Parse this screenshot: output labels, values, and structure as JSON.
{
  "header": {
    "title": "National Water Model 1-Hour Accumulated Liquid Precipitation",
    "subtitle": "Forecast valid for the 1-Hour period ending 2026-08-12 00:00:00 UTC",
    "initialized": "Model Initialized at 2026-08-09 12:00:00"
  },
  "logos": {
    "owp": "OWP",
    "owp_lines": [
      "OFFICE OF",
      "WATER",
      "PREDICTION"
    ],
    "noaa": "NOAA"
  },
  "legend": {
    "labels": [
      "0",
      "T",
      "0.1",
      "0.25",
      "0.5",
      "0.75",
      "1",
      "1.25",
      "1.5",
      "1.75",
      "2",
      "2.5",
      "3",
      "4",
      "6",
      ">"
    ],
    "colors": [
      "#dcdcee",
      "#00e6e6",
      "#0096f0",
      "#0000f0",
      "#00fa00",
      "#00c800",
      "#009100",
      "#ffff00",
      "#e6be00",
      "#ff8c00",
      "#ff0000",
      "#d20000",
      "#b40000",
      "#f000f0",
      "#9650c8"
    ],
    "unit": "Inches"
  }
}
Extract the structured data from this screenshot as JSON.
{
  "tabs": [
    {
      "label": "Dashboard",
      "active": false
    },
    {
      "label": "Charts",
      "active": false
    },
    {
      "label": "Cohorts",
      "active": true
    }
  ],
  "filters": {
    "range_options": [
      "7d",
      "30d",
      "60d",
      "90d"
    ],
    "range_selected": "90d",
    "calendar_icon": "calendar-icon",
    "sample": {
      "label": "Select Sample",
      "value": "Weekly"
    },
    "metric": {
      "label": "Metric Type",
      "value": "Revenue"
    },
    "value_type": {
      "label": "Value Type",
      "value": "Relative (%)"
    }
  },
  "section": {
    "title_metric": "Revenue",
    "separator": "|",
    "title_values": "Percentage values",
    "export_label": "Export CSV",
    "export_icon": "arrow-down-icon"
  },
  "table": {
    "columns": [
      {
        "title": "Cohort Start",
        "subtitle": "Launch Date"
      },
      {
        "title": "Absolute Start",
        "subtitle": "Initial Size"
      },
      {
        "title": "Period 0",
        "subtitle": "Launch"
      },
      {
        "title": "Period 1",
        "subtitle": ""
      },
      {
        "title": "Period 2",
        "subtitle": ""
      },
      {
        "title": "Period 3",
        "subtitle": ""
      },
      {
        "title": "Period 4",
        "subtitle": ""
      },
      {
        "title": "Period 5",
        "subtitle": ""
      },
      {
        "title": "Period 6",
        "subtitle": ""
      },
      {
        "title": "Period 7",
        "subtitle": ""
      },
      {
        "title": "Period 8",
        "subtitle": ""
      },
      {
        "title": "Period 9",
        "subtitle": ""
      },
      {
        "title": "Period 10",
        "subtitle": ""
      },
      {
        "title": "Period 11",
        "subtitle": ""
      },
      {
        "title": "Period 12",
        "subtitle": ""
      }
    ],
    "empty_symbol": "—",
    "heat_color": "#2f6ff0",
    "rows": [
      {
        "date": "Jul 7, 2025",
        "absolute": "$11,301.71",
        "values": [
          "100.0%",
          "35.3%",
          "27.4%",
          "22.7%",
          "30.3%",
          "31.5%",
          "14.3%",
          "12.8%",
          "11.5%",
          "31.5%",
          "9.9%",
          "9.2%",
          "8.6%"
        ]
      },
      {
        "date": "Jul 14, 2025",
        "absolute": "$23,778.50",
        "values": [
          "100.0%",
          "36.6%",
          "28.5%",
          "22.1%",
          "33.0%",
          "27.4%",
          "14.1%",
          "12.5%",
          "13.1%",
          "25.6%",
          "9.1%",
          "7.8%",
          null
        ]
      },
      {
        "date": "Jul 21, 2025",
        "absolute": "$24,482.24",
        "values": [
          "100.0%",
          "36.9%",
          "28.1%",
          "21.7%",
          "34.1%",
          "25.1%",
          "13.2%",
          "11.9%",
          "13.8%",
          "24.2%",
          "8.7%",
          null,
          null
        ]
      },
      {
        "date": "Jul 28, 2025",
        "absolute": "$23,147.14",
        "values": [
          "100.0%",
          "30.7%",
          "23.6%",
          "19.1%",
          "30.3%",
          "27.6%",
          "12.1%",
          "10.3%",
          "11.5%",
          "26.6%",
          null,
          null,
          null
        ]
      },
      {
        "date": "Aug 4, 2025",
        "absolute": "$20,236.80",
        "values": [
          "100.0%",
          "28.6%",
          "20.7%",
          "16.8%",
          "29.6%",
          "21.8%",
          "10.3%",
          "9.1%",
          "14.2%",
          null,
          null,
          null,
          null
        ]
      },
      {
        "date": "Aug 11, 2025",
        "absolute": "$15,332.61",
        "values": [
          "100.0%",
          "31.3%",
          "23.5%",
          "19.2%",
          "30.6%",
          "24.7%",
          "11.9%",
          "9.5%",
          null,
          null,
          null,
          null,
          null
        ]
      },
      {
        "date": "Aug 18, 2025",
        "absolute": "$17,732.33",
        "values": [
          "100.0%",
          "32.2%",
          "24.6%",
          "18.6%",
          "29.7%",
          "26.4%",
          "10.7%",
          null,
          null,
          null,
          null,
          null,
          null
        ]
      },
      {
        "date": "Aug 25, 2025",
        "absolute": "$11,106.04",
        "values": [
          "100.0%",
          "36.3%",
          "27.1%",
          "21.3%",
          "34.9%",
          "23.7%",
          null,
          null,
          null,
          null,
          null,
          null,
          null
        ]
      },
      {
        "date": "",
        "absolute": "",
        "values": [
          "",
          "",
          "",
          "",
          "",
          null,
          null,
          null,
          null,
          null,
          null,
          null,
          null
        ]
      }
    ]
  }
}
:::::
Please list every line of the records that contains "this".

Parse this screenshot: output labels, values, and structure as JSON.
Extract the structured data from this screenshot as JSON.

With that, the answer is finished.